*TASK DESCRIPTION*: Filter these entries so that only lines with the word "emit" remain.

####################

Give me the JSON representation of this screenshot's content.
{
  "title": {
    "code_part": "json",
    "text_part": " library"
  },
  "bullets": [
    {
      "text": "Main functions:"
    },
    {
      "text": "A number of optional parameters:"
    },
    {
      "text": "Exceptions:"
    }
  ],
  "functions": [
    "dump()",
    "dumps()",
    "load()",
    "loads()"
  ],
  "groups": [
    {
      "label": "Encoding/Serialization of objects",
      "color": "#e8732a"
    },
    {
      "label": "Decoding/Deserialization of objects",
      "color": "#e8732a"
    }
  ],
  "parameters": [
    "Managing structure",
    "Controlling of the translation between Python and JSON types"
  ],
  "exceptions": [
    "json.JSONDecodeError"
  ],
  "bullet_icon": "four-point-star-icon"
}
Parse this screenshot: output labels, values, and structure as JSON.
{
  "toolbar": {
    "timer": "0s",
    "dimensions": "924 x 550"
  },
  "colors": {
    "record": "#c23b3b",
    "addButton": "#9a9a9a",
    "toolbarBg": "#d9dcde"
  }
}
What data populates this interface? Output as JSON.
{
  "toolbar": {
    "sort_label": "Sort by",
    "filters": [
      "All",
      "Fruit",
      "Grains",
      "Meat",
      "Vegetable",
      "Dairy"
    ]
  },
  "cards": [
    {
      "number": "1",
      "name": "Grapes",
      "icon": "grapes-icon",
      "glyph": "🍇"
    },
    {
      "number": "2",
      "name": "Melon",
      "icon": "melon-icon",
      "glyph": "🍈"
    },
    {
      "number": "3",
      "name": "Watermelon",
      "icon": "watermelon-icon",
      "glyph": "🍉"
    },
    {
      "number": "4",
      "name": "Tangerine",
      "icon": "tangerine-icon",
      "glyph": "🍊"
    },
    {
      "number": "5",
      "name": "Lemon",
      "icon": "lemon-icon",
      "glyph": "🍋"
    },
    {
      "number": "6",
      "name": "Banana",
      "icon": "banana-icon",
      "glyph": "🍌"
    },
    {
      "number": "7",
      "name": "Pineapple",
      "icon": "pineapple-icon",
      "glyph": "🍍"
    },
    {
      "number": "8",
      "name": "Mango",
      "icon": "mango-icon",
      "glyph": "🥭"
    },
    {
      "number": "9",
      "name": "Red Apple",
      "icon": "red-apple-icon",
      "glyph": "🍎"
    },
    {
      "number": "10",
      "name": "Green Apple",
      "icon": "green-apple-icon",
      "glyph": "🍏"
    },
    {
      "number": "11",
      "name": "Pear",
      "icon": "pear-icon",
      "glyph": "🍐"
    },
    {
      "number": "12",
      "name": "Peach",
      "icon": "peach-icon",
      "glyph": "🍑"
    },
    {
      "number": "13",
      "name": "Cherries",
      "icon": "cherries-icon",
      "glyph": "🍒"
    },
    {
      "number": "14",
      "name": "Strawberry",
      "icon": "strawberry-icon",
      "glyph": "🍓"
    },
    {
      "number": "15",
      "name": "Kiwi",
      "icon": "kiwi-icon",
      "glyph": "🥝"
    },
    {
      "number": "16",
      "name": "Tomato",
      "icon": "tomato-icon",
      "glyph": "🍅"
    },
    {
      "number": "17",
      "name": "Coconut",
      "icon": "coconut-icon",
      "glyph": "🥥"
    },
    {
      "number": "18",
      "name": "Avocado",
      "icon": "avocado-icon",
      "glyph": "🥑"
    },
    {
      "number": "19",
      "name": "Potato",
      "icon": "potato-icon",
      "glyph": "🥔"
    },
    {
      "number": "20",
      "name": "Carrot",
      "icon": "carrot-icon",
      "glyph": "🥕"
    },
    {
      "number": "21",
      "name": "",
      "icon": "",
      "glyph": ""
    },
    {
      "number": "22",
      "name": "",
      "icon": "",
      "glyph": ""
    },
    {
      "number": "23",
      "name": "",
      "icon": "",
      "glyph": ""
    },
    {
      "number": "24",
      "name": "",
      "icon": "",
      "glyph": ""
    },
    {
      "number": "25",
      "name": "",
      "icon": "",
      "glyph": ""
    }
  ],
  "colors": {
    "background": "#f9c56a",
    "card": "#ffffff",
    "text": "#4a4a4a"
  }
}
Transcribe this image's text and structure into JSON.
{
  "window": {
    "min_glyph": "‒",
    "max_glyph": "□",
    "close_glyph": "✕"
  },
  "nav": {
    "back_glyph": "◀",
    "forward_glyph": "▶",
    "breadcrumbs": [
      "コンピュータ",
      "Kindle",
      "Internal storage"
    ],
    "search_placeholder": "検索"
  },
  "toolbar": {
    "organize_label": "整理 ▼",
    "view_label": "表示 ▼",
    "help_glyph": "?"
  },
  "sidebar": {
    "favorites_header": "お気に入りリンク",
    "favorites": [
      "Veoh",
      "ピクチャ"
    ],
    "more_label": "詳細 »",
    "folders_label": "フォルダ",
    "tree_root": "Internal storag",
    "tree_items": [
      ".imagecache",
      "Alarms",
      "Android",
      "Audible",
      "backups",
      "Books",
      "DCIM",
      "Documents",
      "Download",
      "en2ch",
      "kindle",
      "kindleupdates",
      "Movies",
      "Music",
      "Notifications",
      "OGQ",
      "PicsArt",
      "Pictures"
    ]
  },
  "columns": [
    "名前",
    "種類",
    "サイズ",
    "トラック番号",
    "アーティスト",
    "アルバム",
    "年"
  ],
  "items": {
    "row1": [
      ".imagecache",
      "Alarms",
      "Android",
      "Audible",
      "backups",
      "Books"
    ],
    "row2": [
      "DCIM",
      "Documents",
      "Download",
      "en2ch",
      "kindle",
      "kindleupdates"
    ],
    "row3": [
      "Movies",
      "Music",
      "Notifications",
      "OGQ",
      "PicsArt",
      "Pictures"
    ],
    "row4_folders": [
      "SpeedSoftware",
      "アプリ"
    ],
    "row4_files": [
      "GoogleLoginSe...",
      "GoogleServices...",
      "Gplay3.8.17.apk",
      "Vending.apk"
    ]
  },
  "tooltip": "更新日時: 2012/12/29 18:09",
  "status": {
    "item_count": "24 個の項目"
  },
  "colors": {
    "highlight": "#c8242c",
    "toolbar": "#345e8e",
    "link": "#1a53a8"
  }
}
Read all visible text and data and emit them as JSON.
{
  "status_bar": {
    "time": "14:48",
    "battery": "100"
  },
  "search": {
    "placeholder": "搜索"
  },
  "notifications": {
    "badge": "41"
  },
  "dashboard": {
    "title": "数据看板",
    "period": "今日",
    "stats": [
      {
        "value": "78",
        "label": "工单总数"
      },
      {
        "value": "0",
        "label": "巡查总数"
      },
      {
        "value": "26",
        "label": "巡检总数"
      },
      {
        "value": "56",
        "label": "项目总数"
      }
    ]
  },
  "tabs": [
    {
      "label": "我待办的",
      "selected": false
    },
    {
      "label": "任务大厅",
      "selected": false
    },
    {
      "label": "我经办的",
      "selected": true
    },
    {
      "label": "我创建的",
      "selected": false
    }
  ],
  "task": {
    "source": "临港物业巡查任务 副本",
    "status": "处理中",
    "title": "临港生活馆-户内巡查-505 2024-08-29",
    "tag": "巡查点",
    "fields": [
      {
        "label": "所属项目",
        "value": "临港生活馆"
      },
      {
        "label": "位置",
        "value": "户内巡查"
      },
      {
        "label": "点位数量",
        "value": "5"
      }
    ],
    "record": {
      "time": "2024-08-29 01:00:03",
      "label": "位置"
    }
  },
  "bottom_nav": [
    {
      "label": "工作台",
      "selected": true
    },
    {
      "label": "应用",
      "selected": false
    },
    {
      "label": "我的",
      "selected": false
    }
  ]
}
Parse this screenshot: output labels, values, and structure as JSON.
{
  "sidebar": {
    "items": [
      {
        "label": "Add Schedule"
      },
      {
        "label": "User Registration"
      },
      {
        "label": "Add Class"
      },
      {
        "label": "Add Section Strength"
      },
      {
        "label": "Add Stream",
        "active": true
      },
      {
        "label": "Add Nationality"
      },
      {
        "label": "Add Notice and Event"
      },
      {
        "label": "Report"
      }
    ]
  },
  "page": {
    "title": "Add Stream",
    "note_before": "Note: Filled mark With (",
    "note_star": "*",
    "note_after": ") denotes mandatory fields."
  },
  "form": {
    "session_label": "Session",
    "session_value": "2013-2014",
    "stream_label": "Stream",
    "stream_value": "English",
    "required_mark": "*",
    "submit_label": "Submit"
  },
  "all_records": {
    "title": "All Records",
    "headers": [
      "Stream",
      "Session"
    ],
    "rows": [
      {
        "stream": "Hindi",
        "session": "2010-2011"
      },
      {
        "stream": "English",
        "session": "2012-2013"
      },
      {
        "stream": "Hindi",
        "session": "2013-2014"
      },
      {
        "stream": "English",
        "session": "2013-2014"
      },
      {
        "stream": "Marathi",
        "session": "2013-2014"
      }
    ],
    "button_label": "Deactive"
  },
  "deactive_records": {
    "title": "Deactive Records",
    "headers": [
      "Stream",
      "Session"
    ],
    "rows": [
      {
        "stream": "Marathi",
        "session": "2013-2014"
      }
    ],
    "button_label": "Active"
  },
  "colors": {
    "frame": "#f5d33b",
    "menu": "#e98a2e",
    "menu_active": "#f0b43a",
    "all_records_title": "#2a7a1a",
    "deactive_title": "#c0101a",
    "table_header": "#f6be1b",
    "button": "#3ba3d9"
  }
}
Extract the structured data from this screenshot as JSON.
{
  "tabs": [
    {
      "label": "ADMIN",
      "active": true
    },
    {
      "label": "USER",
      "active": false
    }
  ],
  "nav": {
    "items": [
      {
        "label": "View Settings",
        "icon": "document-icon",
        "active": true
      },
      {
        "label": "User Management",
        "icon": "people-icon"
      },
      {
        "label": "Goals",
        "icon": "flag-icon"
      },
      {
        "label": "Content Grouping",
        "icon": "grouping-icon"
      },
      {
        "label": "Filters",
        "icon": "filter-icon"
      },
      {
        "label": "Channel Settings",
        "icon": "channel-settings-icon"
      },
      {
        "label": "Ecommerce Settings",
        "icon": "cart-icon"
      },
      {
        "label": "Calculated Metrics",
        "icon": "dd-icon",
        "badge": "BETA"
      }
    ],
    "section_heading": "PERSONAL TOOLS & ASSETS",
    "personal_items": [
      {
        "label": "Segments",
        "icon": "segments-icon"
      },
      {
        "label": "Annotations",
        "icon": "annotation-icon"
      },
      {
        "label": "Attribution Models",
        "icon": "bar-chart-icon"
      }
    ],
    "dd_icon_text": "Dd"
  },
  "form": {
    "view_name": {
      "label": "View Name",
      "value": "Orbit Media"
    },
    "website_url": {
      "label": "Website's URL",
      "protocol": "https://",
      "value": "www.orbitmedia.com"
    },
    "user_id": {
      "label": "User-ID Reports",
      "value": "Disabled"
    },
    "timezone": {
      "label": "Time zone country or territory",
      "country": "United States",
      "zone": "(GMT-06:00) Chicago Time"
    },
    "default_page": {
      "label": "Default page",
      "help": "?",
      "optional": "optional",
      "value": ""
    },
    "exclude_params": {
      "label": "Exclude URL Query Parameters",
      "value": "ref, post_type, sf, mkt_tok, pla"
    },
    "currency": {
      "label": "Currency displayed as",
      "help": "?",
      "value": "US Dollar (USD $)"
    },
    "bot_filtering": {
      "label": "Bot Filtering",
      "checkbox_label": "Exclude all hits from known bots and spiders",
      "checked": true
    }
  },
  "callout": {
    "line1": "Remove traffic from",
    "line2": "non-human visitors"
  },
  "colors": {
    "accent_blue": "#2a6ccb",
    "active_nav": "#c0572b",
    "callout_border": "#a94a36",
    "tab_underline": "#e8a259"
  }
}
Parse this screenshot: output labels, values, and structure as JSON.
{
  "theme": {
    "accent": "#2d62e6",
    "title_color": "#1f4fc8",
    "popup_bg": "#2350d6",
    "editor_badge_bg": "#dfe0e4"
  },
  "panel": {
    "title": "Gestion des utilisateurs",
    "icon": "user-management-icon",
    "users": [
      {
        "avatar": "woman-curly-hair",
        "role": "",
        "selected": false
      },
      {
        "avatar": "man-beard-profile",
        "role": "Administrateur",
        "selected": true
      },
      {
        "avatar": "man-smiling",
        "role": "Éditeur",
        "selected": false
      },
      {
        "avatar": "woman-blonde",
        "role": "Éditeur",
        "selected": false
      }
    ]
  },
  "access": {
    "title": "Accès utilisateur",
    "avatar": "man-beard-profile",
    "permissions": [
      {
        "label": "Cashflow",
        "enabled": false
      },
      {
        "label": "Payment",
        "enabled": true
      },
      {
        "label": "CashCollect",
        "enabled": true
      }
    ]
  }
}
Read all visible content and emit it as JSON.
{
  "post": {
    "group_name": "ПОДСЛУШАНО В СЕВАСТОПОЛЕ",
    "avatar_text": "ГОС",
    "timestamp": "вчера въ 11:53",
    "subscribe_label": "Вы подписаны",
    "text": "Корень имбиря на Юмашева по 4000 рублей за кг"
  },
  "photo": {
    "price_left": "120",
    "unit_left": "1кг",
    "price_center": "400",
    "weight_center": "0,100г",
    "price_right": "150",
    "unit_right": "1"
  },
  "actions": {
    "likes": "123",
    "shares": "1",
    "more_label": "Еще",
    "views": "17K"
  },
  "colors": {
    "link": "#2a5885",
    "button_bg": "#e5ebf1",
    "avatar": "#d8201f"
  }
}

####################

*EXERCISE SOLUTION*:
Read all visible text and data and emit them as JSON.
Read all visible content and emit it as JSON.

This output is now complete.